What is needed —
Extract the complete listing and repeat it word for word.

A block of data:
>>>

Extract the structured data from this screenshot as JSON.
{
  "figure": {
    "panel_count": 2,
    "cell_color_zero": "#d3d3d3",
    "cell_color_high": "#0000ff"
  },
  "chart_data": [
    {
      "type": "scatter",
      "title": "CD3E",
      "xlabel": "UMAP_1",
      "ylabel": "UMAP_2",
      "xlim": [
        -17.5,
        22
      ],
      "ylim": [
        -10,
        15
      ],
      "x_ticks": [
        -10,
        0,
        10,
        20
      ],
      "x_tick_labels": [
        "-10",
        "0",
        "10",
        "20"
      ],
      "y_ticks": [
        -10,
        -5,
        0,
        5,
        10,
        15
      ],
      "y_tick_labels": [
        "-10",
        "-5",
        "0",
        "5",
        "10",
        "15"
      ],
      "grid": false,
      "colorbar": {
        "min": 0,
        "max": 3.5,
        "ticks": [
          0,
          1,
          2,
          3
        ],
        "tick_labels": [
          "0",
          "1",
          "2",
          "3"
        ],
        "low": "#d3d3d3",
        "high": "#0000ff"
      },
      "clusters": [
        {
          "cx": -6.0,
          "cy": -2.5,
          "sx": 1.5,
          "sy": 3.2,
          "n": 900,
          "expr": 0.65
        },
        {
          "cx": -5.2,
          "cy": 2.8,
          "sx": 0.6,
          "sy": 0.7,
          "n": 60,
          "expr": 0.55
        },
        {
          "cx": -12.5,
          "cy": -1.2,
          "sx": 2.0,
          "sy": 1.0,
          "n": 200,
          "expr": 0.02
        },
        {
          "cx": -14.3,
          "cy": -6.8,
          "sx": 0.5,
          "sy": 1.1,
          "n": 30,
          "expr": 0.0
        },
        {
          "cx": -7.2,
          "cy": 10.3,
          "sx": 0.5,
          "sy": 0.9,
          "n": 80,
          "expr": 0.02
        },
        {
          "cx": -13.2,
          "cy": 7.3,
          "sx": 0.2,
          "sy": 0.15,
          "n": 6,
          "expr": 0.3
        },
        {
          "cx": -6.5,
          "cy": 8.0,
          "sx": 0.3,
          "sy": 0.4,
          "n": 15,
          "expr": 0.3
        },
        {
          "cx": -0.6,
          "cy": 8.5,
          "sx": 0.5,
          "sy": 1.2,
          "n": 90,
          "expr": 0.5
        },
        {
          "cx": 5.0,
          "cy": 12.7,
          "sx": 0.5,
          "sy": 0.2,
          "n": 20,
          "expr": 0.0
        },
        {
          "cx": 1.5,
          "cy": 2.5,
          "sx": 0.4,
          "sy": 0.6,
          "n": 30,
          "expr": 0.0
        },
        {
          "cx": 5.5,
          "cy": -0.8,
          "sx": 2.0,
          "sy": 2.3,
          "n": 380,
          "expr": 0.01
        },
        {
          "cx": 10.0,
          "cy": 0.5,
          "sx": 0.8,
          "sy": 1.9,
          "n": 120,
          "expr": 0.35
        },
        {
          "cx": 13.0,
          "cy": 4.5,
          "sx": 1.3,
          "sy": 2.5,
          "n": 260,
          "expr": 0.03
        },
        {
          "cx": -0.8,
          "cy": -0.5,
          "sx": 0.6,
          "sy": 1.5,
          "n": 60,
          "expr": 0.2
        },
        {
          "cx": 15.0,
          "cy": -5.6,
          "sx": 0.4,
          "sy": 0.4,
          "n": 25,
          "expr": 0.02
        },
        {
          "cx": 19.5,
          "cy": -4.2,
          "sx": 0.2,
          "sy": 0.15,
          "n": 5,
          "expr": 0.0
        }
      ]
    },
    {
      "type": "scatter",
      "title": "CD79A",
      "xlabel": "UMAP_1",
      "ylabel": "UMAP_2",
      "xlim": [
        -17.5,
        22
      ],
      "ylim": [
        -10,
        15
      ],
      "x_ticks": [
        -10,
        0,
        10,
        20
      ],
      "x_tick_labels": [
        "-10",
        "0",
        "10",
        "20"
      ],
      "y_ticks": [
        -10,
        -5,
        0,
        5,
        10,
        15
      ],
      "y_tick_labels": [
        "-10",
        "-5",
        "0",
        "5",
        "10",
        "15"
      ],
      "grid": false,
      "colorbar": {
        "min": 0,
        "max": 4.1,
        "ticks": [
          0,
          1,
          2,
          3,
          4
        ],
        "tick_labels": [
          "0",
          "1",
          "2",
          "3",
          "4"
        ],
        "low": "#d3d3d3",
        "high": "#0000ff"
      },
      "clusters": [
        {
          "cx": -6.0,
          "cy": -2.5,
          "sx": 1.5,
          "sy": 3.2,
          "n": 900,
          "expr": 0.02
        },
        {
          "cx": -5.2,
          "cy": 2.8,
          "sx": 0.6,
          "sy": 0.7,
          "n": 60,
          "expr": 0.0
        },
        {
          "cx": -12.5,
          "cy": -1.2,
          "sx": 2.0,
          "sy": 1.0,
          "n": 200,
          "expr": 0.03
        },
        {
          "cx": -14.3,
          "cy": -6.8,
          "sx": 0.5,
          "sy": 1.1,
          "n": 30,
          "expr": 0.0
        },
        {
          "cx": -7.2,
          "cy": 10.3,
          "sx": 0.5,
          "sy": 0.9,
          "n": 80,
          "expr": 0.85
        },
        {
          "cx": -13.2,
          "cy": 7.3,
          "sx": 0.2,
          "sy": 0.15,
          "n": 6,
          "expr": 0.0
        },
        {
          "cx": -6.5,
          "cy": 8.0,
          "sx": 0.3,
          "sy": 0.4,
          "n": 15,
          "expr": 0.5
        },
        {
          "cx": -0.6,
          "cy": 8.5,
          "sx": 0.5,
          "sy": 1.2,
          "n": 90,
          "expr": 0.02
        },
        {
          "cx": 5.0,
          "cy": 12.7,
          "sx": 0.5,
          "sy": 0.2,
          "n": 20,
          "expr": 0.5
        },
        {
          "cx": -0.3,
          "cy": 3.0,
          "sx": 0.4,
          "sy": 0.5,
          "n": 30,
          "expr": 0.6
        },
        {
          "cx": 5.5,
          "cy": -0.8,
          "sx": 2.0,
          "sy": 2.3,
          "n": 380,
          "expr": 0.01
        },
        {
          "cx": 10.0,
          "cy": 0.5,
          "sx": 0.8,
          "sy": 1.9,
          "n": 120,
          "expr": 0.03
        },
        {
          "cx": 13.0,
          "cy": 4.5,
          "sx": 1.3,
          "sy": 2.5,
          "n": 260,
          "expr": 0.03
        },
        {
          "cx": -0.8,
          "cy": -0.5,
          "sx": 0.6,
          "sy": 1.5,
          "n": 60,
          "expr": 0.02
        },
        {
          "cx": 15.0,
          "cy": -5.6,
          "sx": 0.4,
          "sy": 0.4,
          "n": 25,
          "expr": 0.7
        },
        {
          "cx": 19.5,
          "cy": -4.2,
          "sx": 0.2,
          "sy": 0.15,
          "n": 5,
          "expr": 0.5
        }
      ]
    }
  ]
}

<<<

Complete output —
Extract the structured data from this screenshot as JSON.
{
  "figure": {
    "panel_count": 2,
    "cell_color_zero": "#d3d3d3",
    "cell_color_high": "#0000ff"
  },
  "chart_data": [
    {
      "type": "scatter",
      "title": "CD3E",
      "xlabel": "UMAP_1",
      "ylabel": "UMAP_2",
      "xlim": [
        -17.5,
        22
      ],
      "ylim": [
        -10,
        15
      ],
      "x_ticks": [
        -10,
        0,
        10,
        20
      ],
      "x_tick_labels": [
        "-10",
        "0",
        "10",
        "20"
      ],
      "y_ticks": [
        -10,
        -5,
        0,
        5,
        10,
        15
      ],
      "y_tick_labels": [
        "-10",
        "-5",
        "0",
        "5",
        "10",
        "15"
      ],
      "grid": false,
      "colorbar": {
        "min": 0,
        "max": 3.5,
        "ticks": [
          0,
          1,
          2,
          3
        ],
        "tick_labels": [
          "0",
          "1",
          "2",
          "3"
        ],
        "low": "#d3d3d3",
        "high": "#0000ff"
      },
      "clusters": [
        {
          "cx": -6.0,
          "cy": -2.5,
          "sx": 1.5,
          "sy": 3.2,
          "n": 900,
          "expr": 0.65
        },
        {
          "cx": -5.2,
          "cy": 2.8,
          "sx": 0.6,
          "sy": 0.7,
          "n": 60,
          "expr": 0.55
        },
        {
          "cx": -12.5,
          "cy": -1.2,
          "sx": 2.0,
          "sy": 1.0,
          "n": 200,
          "expr": 0.02
        },
        {
          "cx": -14.3,
          "cy": -6.8,
          "sx": 0.5,
          "sy": 1.1,
          "n": 30,
          "expr": 0.0
        },
        {
          "cx": -7.2,
          "cy": 10.3,
          "sx": 0.5,
          "sy": 0.9,
          "n": 80,
          "expr": 0.02
        },
        {
          "cx": -13.2,
          "cy": 7.3,
          "sx": 0.2,
          "sy": 0.15,
          "n": 6,
          "expr": 0.3
        },
        {
          "cx": -6.5,
          "cy": 8.0,
          "sx": 0.3,
          "sy": 0.4,
          "n": 15,
          "expr": 0.3
        },
        {
          "cx": -0.6,
          "cy": 8.5,
          "sx": 0.5,
          "sy": 1.2,
          "n": 90,
          "expr": 0.5
        },
        {
          "cx": 5.0,
          "cy": 12.7,
          "sx": 0.5,
          "sy": 0.2,
          "n": 20,
          "expr": 0.0
        },
        {
          "cx": 1.5,
          "cy": 2.5,
          "sx": 0.4,
          "sy": 0.6,
          "n": 30,
          "expr": 0.0
        },
        {
          "cx": 5.5,
          "cy": -0.8,
          "sx": 2.0,
          "sy": 2.3,
          "n": 380,
          "expr": 0.01
        },
        {
          "cx": 10.0,
          "cy": 0.5,
          "sx": 0.8,
          "sy": 1.9,
          "n": 120,
          "expr": 0.35
        },
        {
          "cx": 13.0,
          "cy": 4.5,
          "sx": 1.3,
          "sy": 2.5,
          "n": 260,
          "expr": 0.03
        },
        {
          "cx": -0.8,
          "cy": -0.5,
          "sx": 0.6,
          "sy": 1.5,
          "n": 60,
          "expr": 0.2
        },
        {
          "cx": 15.0,
          "cy": -5.6,
          "sx": 0.4,
          "sy": 0.4,
          "n": 25,
          "expr": 0.02
        },
        {
          "cx": 19.5,
          "cy": -4.2,
          "sx": 0.2,
          "sy": 0.15,
          "n": 5,
          "expr": 0.0
        }
      ]
    },
    {
      "type": "scatter",
      "title": "CD79A",
      "xlabel": "UMAP_1",
      "ylabel": "UMAP_2",
      "xlim": [
        -17.5,
        22
      ],
      "ylim": [
        -10,
        15
      ],
      "x_ticks": [
        -10,
        0,
        10,
        20
      ],
      "x_tick_labels": [
        "-10",
        "0",
        "10",
        "20"
      ],
      "y_ticks": [
        -10,
        -5,
        0,
        5,
        10,
        15
      ],
      "y_tick_labels": [
        "-10",
        "-5",
        "0",
        "5",
        "10",
        "15"
      ],
      "grid": false,
      "colorbar": {
        "min": 0,
        "max": 4.1,
        "ticks": [
          0,
          1,
          2,
          3,
          4
        ],
        "tick_labels": [
          "0",
          "1",
          "2",
          "3",
          "4"
        ],
        "low": "#d3d3d3",
        "high": "#0000ff"
      },
      "clusters": [
        {
          "cx": -6.0,
          "cy": -2.5,
          "sx": 1.5,
          "sy": 3.2,
          "n": 900,
          "expr": 0.02
        },
        {
          "cx": -5.2,
          "cy": 2.8,
          "sx": 0.6,
          "sy": 0.7,
          "n": 60,
          "expr": 0.0
        },
        {
          "cx": -12.5,
          "cy": -1.2,
          "sx": 2.0,
          "sy": 1.0,
          "n": 200,
          "expr": 0.03
        },
        {
          "cx": -14.3,
          "cy": -6.8,
          "sx": 0.5,
          "sy": 1.1,
          "n": 30,
          "expr": 0.0
        },
        {
          "cx": -7.2,
          "cy": 10.3,
          "sx": 0.5,
          "sy": 0.9,
          "n": 80,
          "expr": 0.85
        },
        {
          "cx": -13.2,
          "cy": 7.3,
          "sx": 0.2,
          "sy": 0.15,
          "n": 6,
          "expr": 0.0
        },
        {
          "cx": -6.5,
          "cy": 8.0,
          "sx": 0.3,
          "sy": 0.4,
          "n": 15,
          "expr": 0.5
        },
        {
          "cx": -0.6,
          "cy": 8.5,
          "sx": 0.5,
          "sy": 1.2,
          "n": 90,
          "expr": 0.02
        },
        {
          "cx": 5.0,
          "cy": 12.7,
          "sx": 0.5,
          "sy": 0.2,
          "n": 20,
          "expr": 0.5
        },
        {
          "cx": -0.3,
          "cy": 3.0,
          "sx": 0.4,
          "sy": 0.5,
          "n": 30,
          "expr": 0.6
        },
        {
          "cx": 5.5,
          "cy": -0.8,
          "sx": 2.0,
          "sy": 2.3,
          "n": 380,
          "expr": 0.01
        },
        {
          "cx": 10.0,
          "cy": 0.5,
          "sx": 0.8,
          "sy": 1.9,
          "n": 120,
          "expr": 0.03
        },
        {
          "cx": 13.0,
          "cy": 4.5,
          "sx": 1.3,
          "sy": 2.5,
          "n": 260,
          "expr": 0.03
        },
        {
          "cx": -0.8,
          "cy": -0.5,
          "sx": 0.6,
          "sy": 1.5,
          "n": 60,
          "expr": 0.02
        },
        {
          "cx": 15.0,
          "cy": -5.6,
          "sx": 0.4,
          "sy": 0.4,
          "n": 25,
          "expr": 0.7
        },
        {
          "cx": 19.5,
          "cy": -4.2,
          "sx": 0.2,
          "sy": 0.15,
          "n": 5,
          "expr": 0.5
        }
      ]
    }
  ]
}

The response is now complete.